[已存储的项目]
⟨
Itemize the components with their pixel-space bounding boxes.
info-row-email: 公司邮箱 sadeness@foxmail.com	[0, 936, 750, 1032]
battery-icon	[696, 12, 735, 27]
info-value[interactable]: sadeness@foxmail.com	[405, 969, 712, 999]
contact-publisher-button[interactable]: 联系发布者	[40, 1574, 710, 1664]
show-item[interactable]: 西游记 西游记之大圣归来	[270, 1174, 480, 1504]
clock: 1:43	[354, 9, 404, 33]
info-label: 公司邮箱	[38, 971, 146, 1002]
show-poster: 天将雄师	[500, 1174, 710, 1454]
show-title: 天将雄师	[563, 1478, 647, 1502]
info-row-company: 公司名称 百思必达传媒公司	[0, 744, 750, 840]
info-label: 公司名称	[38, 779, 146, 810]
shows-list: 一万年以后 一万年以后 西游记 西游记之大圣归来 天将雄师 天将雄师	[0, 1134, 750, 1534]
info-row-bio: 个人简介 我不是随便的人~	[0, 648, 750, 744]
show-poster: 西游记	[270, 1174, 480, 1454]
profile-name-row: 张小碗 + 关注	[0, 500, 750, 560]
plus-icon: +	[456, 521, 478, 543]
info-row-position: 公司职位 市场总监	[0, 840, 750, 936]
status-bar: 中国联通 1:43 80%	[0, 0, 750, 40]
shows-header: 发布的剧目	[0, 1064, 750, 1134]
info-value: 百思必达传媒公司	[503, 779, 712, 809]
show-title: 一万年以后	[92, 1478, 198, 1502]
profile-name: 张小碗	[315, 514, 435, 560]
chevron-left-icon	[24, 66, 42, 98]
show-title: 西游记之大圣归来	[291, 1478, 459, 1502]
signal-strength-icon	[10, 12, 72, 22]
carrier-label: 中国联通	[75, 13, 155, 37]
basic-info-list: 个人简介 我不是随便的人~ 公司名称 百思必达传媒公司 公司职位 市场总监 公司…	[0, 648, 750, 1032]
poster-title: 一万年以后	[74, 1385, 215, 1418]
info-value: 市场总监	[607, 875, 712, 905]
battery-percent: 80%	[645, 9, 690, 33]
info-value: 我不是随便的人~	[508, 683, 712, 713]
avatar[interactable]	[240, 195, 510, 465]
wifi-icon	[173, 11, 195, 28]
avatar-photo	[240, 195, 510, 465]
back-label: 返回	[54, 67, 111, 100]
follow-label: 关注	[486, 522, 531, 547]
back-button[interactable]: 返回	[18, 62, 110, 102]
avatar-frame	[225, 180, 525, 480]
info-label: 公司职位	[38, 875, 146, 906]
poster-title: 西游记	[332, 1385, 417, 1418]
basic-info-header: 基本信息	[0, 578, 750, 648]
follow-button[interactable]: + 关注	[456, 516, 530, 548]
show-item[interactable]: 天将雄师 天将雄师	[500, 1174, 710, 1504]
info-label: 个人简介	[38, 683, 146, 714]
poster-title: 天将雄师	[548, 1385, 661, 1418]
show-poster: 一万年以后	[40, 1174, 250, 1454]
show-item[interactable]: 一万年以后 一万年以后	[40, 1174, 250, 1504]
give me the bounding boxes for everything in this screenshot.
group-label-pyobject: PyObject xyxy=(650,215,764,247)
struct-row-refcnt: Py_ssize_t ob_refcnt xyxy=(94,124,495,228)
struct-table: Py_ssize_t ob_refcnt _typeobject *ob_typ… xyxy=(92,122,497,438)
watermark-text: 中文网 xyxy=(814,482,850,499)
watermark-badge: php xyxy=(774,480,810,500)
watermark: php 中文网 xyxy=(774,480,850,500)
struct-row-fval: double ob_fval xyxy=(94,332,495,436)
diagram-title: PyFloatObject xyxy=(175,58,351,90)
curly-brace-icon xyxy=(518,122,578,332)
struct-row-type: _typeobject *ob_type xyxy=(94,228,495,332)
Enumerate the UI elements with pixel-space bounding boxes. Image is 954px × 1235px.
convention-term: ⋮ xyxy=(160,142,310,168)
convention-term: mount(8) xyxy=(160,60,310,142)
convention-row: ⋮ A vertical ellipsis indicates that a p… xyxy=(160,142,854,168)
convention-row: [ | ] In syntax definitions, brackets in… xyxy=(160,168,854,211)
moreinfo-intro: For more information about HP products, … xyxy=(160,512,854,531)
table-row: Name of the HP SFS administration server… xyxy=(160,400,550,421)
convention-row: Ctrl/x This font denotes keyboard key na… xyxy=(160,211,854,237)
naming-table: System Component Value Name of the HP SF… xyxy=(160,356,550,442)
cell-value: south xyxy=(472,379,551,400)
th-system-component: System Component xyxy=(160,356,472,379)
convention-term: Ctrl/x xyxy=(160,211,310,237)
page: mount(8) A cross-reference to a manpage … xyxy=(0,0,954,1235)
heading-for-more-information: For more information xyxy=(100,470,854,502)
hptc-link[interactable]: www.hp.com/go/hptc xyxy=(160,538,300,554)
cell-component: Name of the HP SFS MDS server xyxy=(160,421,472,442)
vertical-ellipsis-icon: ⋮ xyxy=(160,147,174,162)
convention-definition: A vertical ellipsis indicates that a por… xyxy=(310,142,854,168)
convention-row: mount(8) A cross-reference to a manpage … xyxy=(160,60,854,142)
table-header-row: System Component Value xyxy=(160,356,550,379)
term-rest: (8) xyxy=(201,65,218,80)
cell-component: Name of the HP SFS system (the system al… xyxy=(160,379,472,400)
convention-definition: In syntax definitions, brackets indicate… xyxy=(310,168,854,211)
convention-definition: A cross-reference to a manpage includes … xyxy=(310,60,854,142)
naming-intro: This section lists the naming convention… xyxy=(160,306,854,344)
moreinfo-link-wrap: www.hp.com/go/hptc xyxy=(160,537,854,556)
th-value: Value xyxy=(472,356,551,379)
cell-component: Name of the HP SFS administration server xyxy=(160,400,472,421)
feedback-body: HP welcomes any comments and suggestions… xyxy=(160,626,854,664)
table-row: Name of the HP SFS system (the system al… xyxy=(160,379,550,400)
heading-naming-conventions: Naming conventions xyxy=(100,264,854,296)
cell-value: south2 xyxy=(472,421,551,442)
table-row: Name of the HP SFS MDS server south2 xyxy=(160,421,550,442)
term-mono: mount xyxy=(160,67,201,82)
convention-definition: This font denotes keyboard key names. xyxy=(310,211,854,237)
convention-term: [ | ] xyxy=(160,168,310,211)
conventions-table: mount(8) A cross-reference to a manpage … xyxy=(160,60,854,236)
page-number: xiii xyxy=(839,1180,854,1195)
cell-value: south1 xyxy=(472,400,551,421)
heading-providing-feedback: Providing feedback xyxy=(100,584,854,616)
⟩
## [任务目标]
请把上面所有的行逐字重新打一遍，不要做任何改动。

## [最终答案]
Itemize the components with their pixel-space bounding boxes.
info-row-email: 公司邮箱 sadeness@foxmail.com	[0, 936, 750, 1032]
battery-icon	[696, 12, 735, 27]
info-value[interactable]: sadeness@foxmail.com	[405, 969, 712, 999]
contact-publisher-button[interactable]: 联系发布者	[40, 1574, 710, 1664]
show-item[interactable]: 西游记 西游记之大圣归来	[270, 1174, 480, 1504]
clock: 1:43	[354, 9, 404, 33]
info-label: 公司邮箱	[38, 971, 146, 1002]
show-poster: 天将雄师	[500, 1174, 710, 1454]
show-title: 天将雄师	[563, 1478, 647, 1502]
info-row-company: 公司名称 百思必达传媒公司	[0, 744, 750, 840]
info-label: 公司名称	[38, 779, 146, 810]
shows-list: 一万年以后 一万年以后 西游记 西游记之大圣归来 天将雄师 天将雄师	[0, 1134, 750, 1534]
info-row-bio: 个人简介 我不是随便的人~	[0, 648, 750, 744]
show-poster: 西游记	[270, 1174, 480, 1454]
profile-name-row: 张小碗 + 关注	[0, 500, 750, 560]
plus-icon: +	[456, 521, 478, 543]
info-row-position: 公司职位 市场总监	[0, 840, 750, 936]
status-bar: 中国联通 1:43 80%	[0, 0, 750, 40]
shows-header: 发布的剧目	[0, 1064, 750, 1134]
info-value: 百思必达传媒公司	[503, 779, 712, 809]
show-title: 一万年以后	[92, 1478, 198, 1502]
profile-name: 张小碗	[315, 514, 435, 560]
chevron-left-icon	[24, 66, 42, 98]
show-title: 西游记之大圣归来	[291, 1478, 459, 1502]
signal-strength-icon	[10, 12, 72, 22]
carrier-label: 中国联通	[75, 13, 155, 37]
basic-info-list: 个人简介 我不是随便的人~ 公司名称 百思必达传媒公司 公司职位 市场总监 公司…	[0, 648, 750, 1032]
poster-title: 一万年以后	[74, 1385, 215, 1418]
info-value: 市场总监	[607, 875, 712, 905]
battery-percent: 80%	[645, 9, 690, 33]
info-value: 我不是随便的人~	[508, 683, 712, 713]
avatar[interactable]	[240, 195, 510, 465]
wifi-icon	[173, 11, 195, 28]
avatar-photo	[240, 195, 510, 465]
back-label: 返回	[54, 67, 111, 100]
follow-label: 关注	[486, 522, 531, 547]
back-button[interactable]: 返回	[18, 62, 110, 102]
avatar-frame	[225, 180, 525, 480]
info-label: 公司职位	[38, 875, 146, 906]
poster-title: 西游记	[332, 1385, 417, 1418]
basic-info-header: 基本信息	[0, 578, 750, 648]
follow-button[interactable]: + 关注	[456, 516, 530, 548]
show-item[interactable]: 天将雄师 天将雄师	[500, 1174, 710, 1504]
info-label: 个人简介	[38, 683, 146, 714]
poster-title: 天将雄师	[548, 1385, 661, 1418]
show-poster: 一万年以后	[40, 1174, 250, 1454]
show-item[interactable]: 一万年以后 一万年以后	[40, 1174, 250, 1504]
give me the bounding boxes for everything in this screenshot.
group-label-pyobject: PyObject xyxy=(650,215,764,247)
struct-row-refcnt: Py_ssize_t ob_refcnt xyxy=(94,124,495,228)
struct-table: Py_ssize_t ob_refcnt _typeobject *ob_typ… xyxy=(92,122,497,438)
watermark-text: 中文网 xyxy=(814,482,850,499)
watermark-badge: php xyxy=(774,480,810,500)
watermark: php 中文网 xyxy=(774,480,850,500)
struct-row-fval: double ob_fval xyxy=(94,332,495,436)
diagram-title: PyFloatObject xyxy=(175,58,351,90)
curly-brace-icon xyxy=(518,122,578,332)
struct-row-type: _typeobject *ob_type xyxy=(94,228,495,332)
Enumerate the UI elements with pixel-space bounding boxes. Image is 954px × 1235px.
convention-term: ⋮ xyxy=(160,142,310,168)
convention-term: mount(8) xyxy=(160,60,310,142)
convention-row: ⋮ A vertical ellipsis indicates that a p… xyxy=(160,142,854,168)
convention-row: [ | ] In syntax definitions, brackets in… xyxy=(160,168,854,211)
moreinfo-intro: For more information about HP products, … xyxy=(160,512,854,531)
table-row: Name of the HP SFS administration server… xyxy=(160,400,550,421)
convention-row: Ctrl/x This font denotes keyboard key na… xyxy=(160,211,854,237)
naming-table: System Component Value Name of the HP SF… xyxy=(160,356,550,442)
cell-value: south xyxy=(472,379,551,400)
th-system-component: System Component xyxy=(160,356,472,379)
convention-term: Ctrl/x xyxy=(160,211,310,237)
page: mount(8) A cross-reference to a manpage … xyxy=(0,0,954,1235)
heading-for-more-information: For more information xyxy=(100,470,854,502)
hptc-link[interactable]: www.hp.com/go/hptc xyxy=(160,538,300,554)
cell-component: Name of the HP SFS MDS server xyxy=(160,421,472,442)
vertical-ellipsis-icon: ⋮ xyxy=(160,147,174,162)
convention-definition: A vertical ellipsis indicates that a por… xyxy=(310,142,854,168)
convention-row: mount(8) A cross-reference to a manpage … xyxy=(160,60,854,142)
table-header-row: System Component Value xyxy=(160,356,550,379)
term-rest: (8) xyxy=(201,65,218,80)
cell-component: Name of the HP SFS system (the system al… xyxy=(160,379,472,400)
convention-definition: In syntax definitions, brackets indicate… xyxy=(310,168,854,211)
convention-definition: A cross-reference to a manpage includes … xyxy=(310,60,854,142)
naming-intro: This section lists the naming convention… xyxy=(160,306,854,344)
moreinfo-link-wrap: www.hp.com/go/hptc xyxy=(160,537,854,556)
th-value: Value xyxy=(472,356,551,379)
cell-component: Name of the HP SFS administration server xyxy=(160,400,472,421)
feedback-body: HP welcomes any comments and suggestions… xyxy=(160,626,854,664)
table-row: Name of the HP SFS system (the system al… xyxy=(160,379,550,400)
heading-naming-conventions: Naming conventions xyxy=(100,264,854,296)
cell-value: south2 xyxy=(472,421,551,442)
table-row: Name of the HP SFS MDS server south2 xyxy=(160,421,550,442)
term-mono: mount xyxy=(160,67,201,82)
convention-definition: This font denotes keyboard key names. xyxy=(310,211,854,237)
convention-term: [ | ] xyxy=(160,168,310,211)
conventions-table: mount(8) A cross-reference to a manpage … xyxy=(160,60,854,236)
page-number: xiii xyxy=(839,1180,854,1195)
cell-value: south1 xyxy=(472,400,551,421)
heading-providing-feedback: Providing feedback xyxy=(100,584,854,616)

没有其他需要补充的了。